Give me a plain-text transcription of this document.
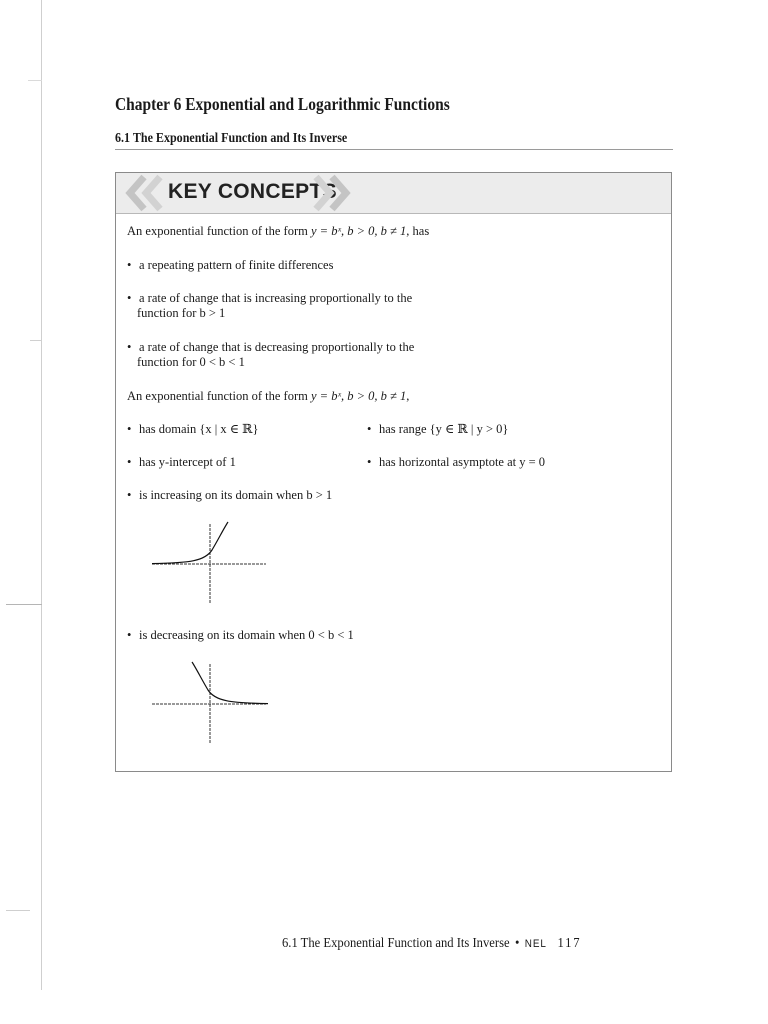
Chapter 6 Exponential and Logarithmic Functions
6.1 The Exponential Function and Its Inverse
KEY CONCEPTS
An exponential function of the form y = bˣ, b > 0, b ≠ 1, has
• a repeating pattern of finite differences
• a rate of change that is increasing proportionally to the
function for b > 1
• a rate of change that is decreasing proportionally to the
function for 0 < b < 1
An exponential function of the form y = bˣ, b > 0, b ≠ 1,
• has domain {x | x ∈ ℝ}	• has range {y ∈ ℝ | y > 0}
• has y-intercept of 1	• has horizontal asymptote at y = 0
• is increasing on its domain when b > 1
• is decreasing on its domain when 0 < b < 1
6.1 The Exponential Function and Its Inverse • NEL 117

* **Exercise goal**
The records above must be transcribed exactly. Pictures are left out of the copy.

* **Answer to the task**
Give me a plain-text transcription of this document.
Chapter 6 Exponential and Logarithmic Functions
6.1 The Exponential Function and Its Inverse
KEY CONCEPTS
An exponential function of the form y = bˣ, b > 0, b ≠ 1, has
• a repeating pattern of finite differences
• a rate of change that is increasing proportionally to the
function for b > 1
• a rate of change that is decreasing proportionally to the
function for 0 < b < 1
An exponential function of the form y = bˣ, b > 0, b ≠ 1,
• has domain {x | x ∈ ℝ}	• has range {y ∈ ℝ | y > 0}
• has y-intercept of 1	• has horizontal asymptote at y = 0
• is increasing on its domain when b > 1
• is decreasing on its domain when 0 < b < 1
6.1 The Exponential Function and Its Inverse • NEL 117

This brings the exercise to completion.